DIRECTIONS FOR THIS TASK
State how many lines hold the string "body". Give the number and nothing else.

[Records]
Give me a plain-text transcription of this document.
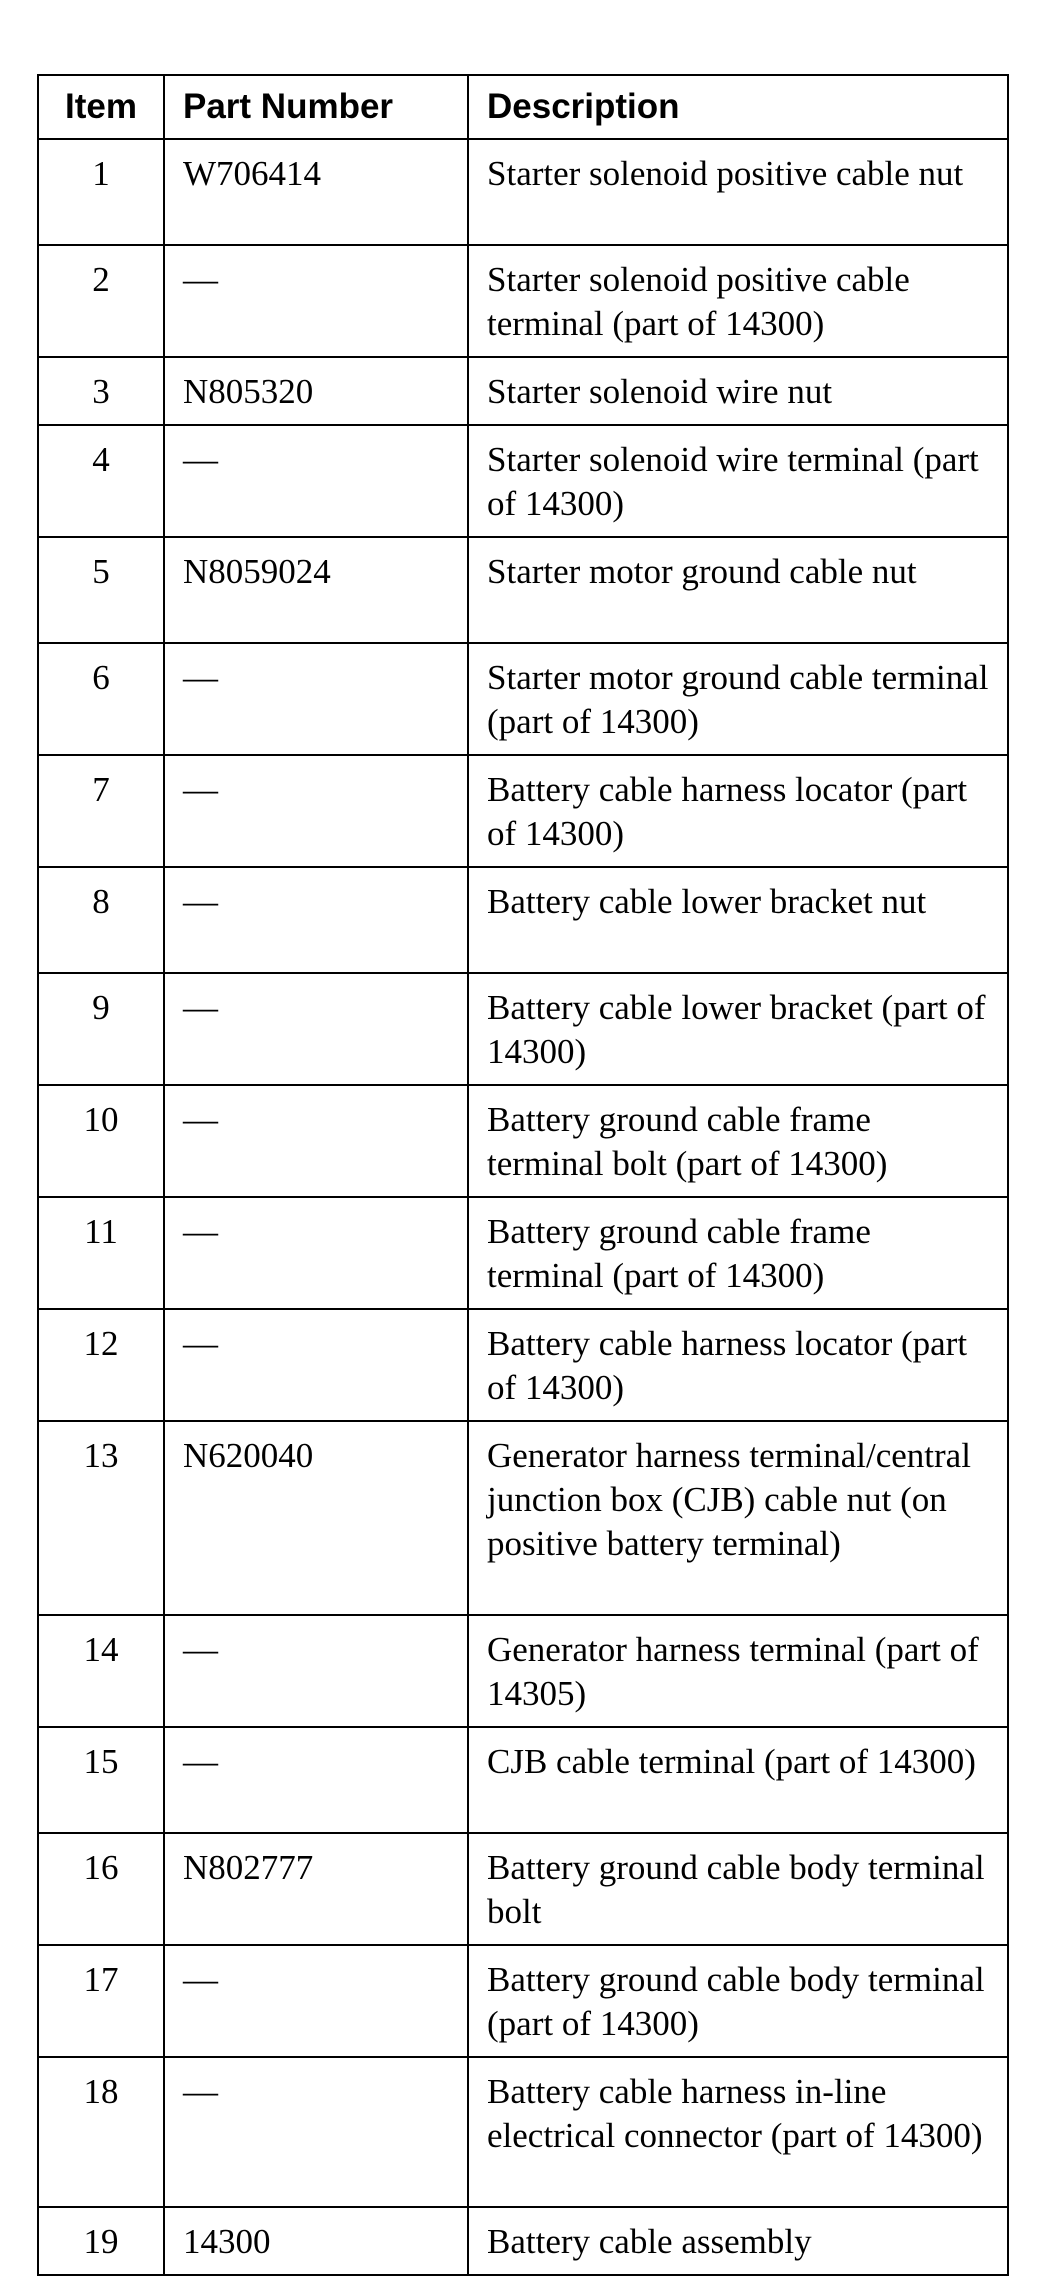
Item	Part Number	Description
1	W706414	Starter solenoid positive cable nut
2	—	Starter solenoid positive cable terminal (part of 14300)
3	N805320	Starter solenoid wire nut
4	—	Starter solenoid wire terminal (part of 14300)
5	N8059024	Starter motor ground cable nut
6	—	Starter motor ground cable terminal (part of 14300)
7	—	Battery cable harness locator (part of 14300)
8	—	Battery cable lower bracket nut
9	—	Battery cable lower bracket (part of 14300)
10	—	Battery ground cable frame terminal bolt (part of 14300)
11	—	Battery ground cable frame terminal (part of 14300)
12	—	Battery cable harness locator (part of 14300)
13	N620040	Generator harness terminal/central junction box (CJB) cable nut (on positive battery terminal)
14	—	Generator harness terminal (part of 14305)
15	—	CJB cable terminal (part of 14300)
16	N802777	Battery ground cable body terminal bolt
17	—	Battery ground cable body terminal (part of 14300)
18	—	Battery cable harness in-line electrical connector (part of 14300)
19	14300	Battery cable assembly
==
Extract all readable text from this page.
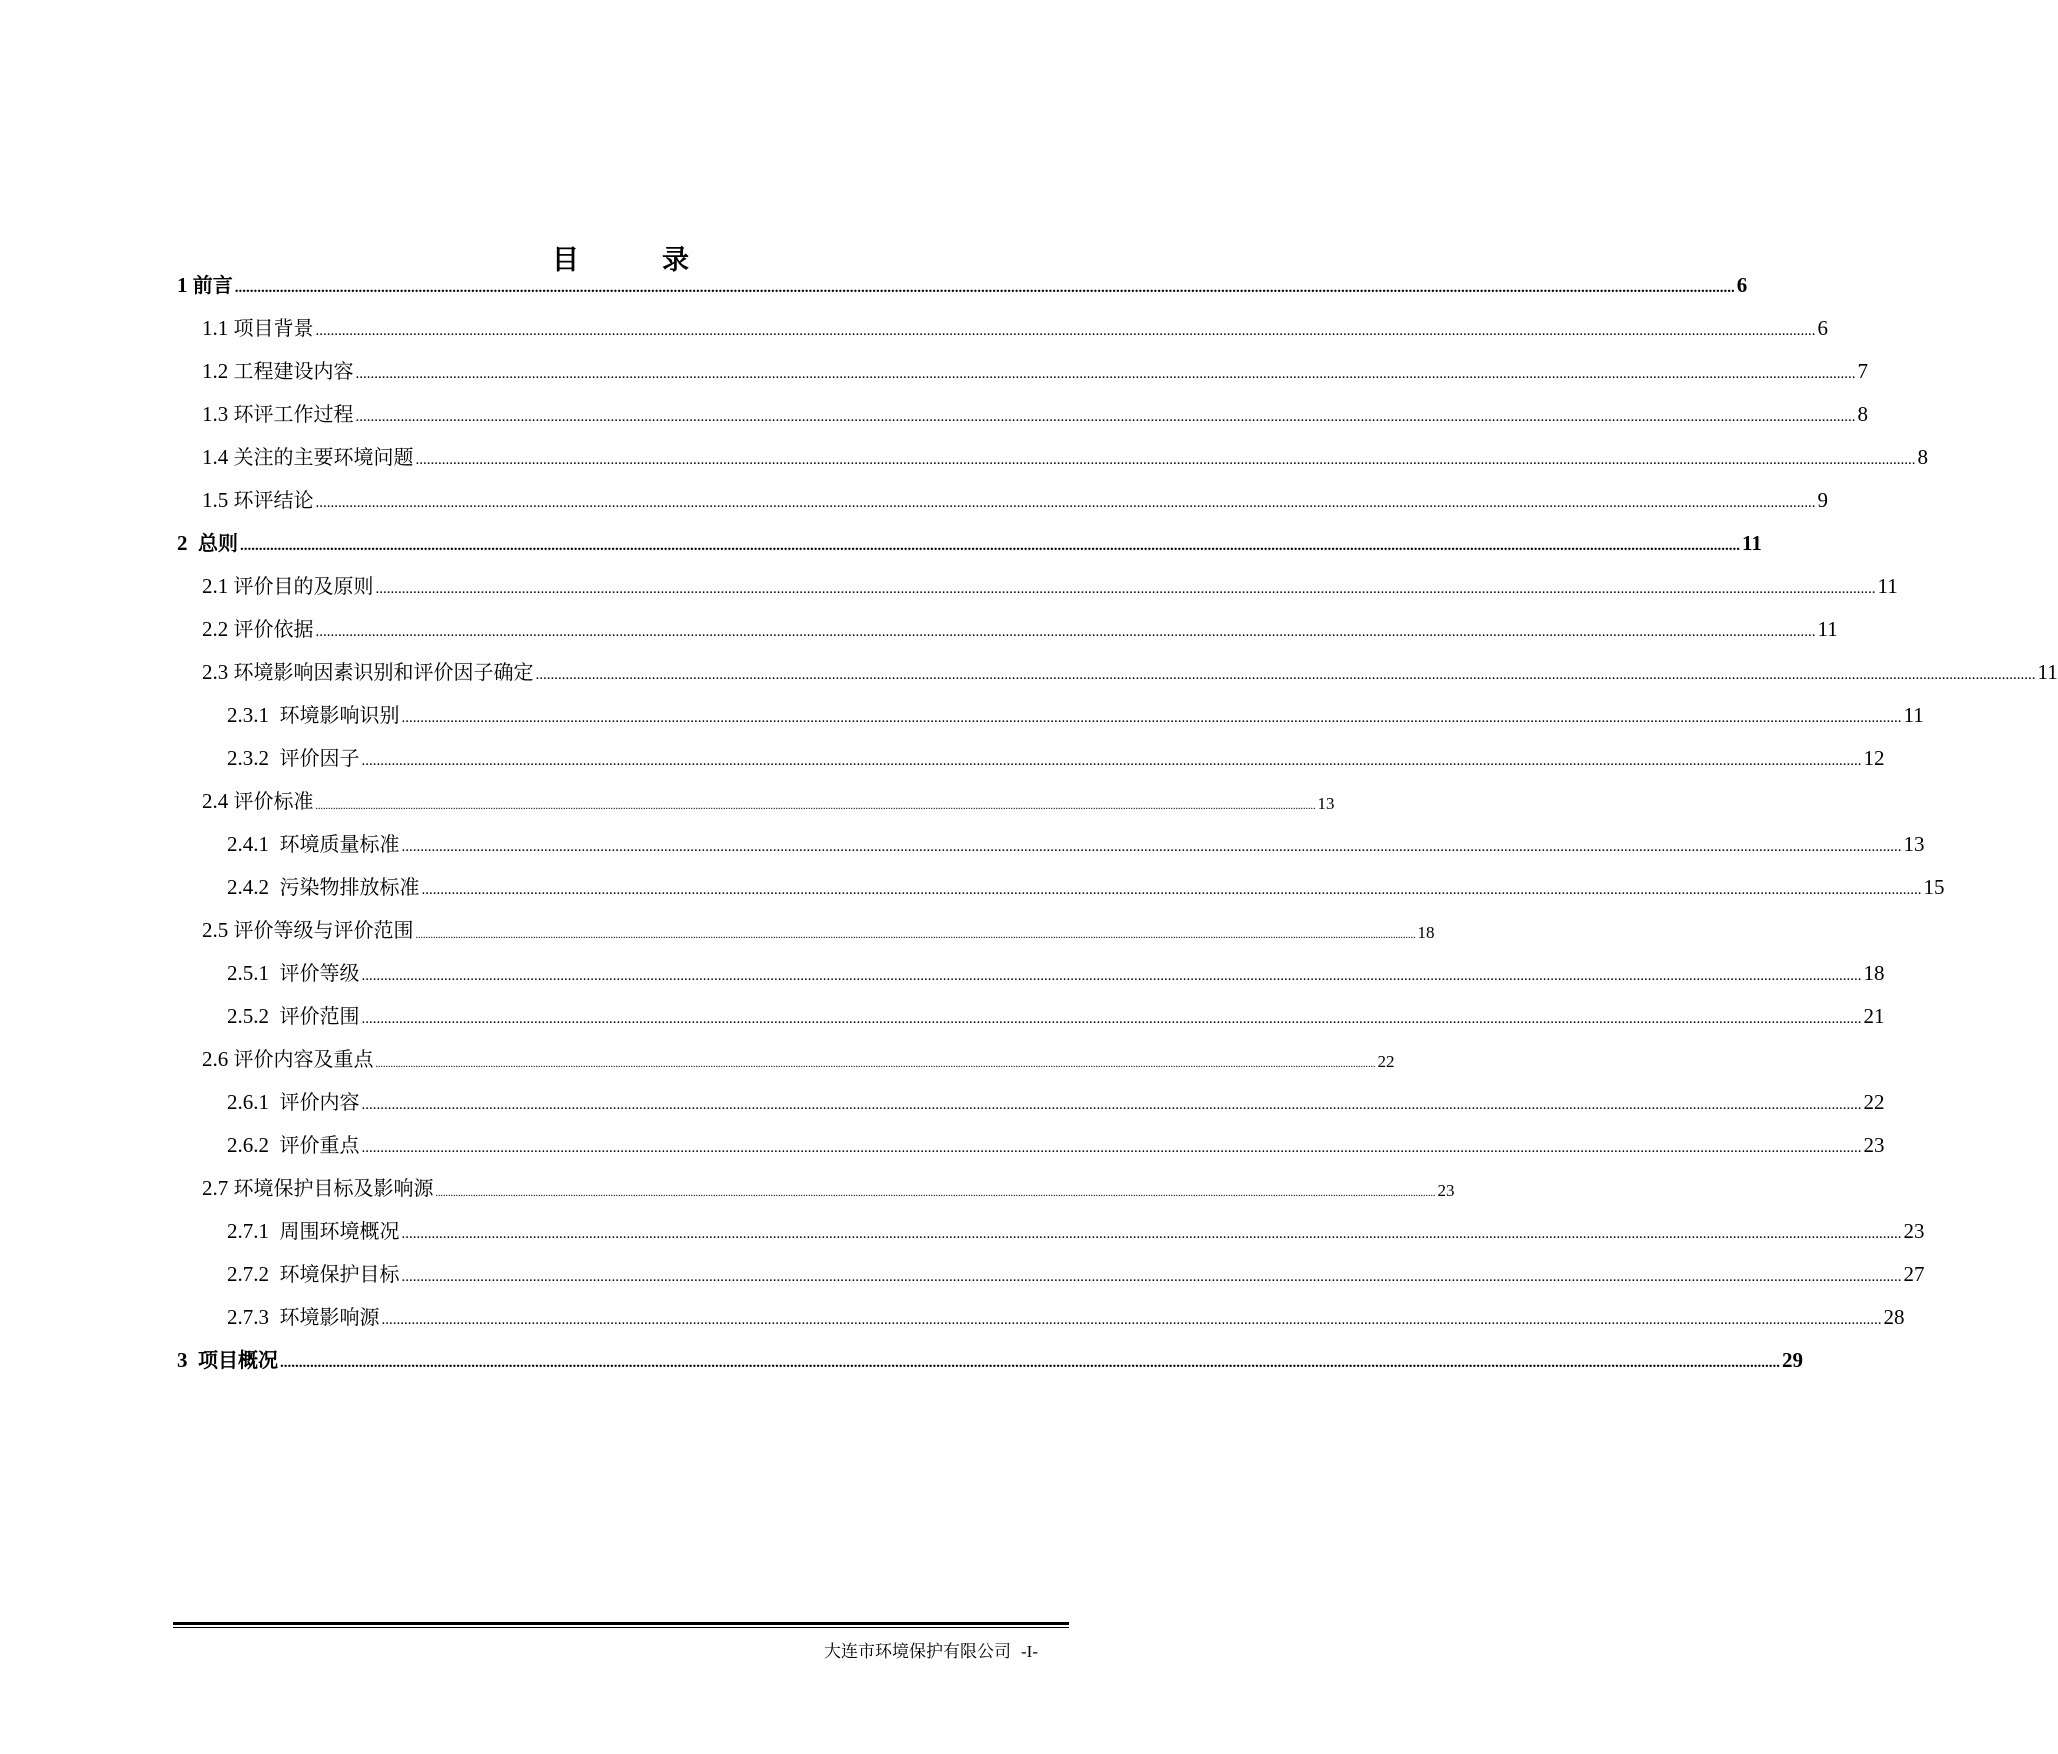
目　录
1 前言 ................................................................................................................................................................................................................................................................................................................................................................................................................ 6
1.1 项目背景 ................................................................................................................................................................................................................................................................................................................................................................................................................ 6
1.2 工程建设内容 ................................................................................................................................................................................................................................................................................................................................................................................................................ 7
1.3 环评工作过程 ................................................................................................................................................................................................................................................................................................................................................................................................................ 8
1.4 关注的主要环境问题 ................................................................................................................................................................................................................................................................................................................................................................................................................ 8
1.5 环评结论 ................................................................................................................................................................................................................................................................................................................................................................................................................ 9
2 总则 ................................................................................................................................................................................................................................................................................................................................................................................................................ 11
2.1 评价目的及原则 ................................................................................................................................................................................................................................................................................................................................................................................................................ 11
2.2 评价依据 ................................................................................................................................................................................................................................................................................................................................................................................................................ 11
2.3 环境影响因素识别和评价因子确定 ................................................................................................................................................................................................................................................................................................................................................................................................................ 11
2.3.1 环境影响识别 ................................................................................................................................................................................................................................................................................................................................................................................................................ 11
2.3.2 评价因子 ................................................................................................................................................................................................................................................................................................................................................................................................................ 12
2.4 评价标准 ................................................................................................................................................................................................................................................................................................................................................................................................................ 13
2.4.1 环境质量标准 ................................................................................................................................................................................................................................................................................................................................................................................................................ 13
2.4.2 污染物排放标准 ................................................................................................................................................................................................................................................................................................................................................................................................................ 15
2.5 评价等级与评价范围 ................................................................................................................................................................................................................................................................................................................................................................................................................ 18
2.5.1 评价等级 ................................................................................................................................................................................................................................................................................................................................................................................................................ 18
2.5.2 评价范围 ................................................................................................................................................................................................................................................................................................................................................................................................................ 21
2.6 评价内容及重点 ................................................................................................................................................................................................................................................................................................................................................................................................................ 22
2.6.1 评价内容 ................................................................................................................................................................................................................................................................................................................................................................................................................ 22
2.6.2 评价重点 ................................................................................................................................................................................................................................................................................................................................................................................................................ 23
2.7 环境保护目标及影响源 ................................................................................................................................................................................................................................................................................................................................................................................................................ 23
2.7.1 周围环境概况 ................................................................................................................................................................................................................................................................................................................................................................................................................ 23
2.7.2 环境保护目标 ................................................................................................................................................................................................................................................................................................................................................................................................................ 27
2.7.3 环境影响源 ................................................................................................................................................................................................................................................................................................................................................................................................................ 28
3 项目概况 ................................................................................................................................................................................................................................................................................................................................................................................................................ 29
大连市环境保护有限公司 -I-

THE SOLUTION
2